> [Written instruction]
Print the records below exactly as they appear.

○ ○ ○ ○

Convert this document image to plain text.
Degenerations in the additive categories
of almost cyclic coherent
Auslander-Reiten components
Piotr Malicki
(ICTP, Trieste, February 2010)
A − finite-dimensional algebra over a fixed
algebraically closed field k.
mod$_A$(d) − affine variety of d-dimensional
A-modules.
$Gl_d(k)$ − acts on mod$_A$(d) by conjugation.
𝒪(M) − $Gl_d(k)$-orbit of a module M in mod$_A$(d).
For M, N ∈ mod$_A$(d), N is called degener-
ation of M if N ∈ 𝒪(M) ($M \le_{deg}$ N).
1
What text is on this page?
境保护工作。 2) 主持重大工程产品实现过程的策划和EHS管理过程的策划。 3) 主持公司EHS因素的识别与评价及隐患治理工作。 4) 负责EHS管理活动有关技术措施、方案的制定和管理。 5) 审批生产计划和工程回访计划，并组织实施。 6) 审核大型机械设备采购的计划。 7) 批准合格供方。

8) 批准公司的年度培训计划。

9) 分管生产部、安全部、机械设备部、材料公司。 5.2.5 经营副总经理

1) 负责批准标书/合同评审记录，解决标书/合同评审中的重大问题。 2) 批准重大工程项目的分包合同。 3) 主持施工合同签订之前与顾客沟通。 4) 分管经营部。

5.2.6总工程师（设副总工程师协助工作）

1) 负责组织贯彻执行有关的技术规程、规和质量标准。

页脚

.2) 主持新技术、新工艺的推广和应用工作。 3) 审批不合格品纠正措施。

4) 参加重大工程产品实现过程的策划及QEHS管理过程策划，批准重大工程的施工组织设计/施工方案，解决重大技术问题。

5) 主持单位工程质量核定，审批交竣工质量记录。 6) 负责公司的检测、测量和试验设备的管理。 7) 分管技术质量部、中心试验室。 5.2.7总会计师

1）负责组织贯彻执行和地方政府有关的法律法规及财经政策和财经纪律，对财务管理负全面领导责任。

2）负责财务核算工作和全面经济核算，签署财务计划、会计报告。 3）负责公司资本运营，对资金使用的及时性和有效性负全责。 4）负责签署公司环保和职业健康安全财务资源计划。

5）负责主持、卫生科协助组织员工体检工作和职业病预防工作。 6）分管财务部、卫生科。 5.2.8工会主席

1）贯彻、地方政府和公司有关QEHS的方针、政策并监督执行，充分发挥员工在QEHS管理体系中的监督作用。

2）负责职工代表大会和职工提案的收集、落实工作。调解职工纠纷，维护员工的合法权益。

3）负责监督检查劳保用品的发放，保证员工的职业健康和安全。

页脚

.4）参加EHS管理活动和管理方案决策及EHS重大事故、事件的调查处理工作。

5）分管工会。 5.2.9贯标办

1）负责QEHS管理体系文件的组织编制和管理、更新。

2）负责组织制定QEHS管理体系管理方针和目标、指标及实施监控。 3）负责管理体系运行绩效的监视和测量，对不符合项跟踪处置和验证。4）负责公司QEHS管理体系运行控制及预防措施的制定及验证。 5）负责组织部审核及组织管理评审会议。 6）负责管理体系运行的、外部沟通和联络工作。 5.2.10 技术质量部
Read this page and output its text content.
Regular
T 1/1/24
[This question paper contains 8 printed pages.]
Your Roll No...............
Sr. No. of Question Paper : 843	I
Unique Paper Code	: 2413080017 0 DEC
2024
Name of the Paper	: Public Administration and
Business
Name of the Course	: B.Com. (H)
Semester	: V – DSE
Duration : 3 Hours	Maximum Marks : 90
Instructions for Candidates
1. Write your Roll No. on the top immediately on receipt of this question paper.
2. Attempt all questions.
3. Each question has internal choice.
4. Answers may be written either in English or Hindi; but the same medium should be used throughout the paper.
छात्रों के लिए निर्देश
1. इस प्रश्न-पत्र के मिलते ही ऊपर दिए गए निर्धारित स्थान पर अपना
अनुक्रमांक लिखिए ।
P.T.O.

○ ○ ○ ○

> [Exercise answer]
Convert this document image to plain text.
Degenerations in the additive categories
of almost cyclic coherent
Auslander-Reiten components
Piotr Malicki
(ICTP, Trieste, February 2010)
A − finite-dimensional algebra over a fixed
algebraically closed field k.
mod$_A$(d) − affine variety of d-dimensional
A-modules.
$Gl_d(k)$ − acts on mod$_A$(d) by conjugation.
𝒪(M) − $Gl_d(k)$-orbit of a module M in mod$_A$(d).
For M, N ∈ mod$_A$(d), N is called degener-
ation of M if N ∈ 𝒪(M) ($M \le_{deg}$ N).
1
What text is on this page?
境保护工作。 2) 主持重大工程产品实现过程的策划和EHS管理过程的策划。 3) 主持公司EHS因素的识别与评价及隐患治理工作。 4) 负责EHS管理活动有关技术措施、方案的制定和管理。 5) 审批生产计划和工程回访计划，并组织实施。 6) 审核大型机械设备采购的计划。 7) 批准合格供方。

8) 批准公司的年度培训计划。

9) 分管生产部、安全部、机械设备部、材料公司。 5.2.5 经营副总经理

1) 负责批准标书/合同评审记录，解决标书/合同评审中的重大问题。 2) 批准重大工程项目的分包合同。 3) 主持施工合同签订之前与顾客沟通。 4) 分管经营部。

5.2.6总工程师（设副总工程师协助工作）

1) 负责组织贯彻执行有关的技术规程、规和质量标准。

页脚

.2) 主持新技术、新工艺的推广和应用工作。 3) 审批不合格品纠正措施。

4) 参加重大工程产品实现过程的策划及QEHS管理过程策划，批准重大工程的施工组织设计/施工方案，解决重大技术问题。

5) 主持单位工程质量核定，审批交竣工质量记录。 6) 负责公司的检测、测量和试验设备的管理。 7) 分管技术质量部、中心试验室。 5.2.7总会计师

1）负责组织贯彻执行和地方政府有关的法律法规及财经政策和财经纪律，对财务管理负全面领导责任。

2）负责财务核算工作和全面经济核算，签署财务计划、会计报告。 3）负责公司资本运营，对资金使用的及时性和有效性负全责。 4）负责签署公司环保和职业健康安全财务资源计划。

5）负责主持、卫生科协助组织员工体检工作和职业病预防工作。 6）分管财务部、卫生科。 5.2.8工会主席

1）贯彻、地方政府和公司有关QEHS的方针、政策并监督执行，充分发挥员工在QEHS管理体系中的监督作用。

2）负责职工代表大会和职工提案的收集、落实工作。调解职工纠纷，维护员工的合法权益。

3）负责监督检查劳保用品的发放，保证员工的职业健康和安全。

页脚

.4）参加EHS管理活动和管理方案决策及EHS重大事故、事件的调查处理工作。

5）分管工会。 5.2.9贯标办

1）负责QEHS管理体系文件的组织编制和管理、更新。

2）负责组织制定QEHS管理体系管理方针和目标、指标及实施监控。 3）负责管理体系运行绩效的监视和测量，对不符合项跟踪处置和验证。4）负责公司QEHS管理体系运行控制及预防措施的制定及验证。 5）负责组织部审核及组织管理评审会议。 6）负责管理体系运行的、外部沟通和联络工作。 5.2.10 技术质量部
Read this page and output its text content.
Regular
T 1/1/24
[This question paper contains 8 printed pages.]
Your Roll No...............
Sr. No. of Question Paper : 843	I
Unique Paper Code	: 2413080017 0 DEC
2024
Name of the Paper	: Public Administration and
Business
Name of the Course	: B.Com. (H)
Semester	: V – DSE
Duration : 3 Hours	Maximum Marks : 90
Instructions for Candidates
1. Write your Roll No. on the top immediately on receipt of this question paper.
2. Attempt all questions.
3. Each question has internal choice.
4. Answers may be written either in English or Hindi; but the same medium should be used throughout the paper.
छात्रों के लिए निर्देश
1. इस प्रश्न-पत्र के मिलते ही ऊपर दिए गए निर्धारित स्थान पर अपना
अनुक्रमांक लिखिए ।
P.T.O.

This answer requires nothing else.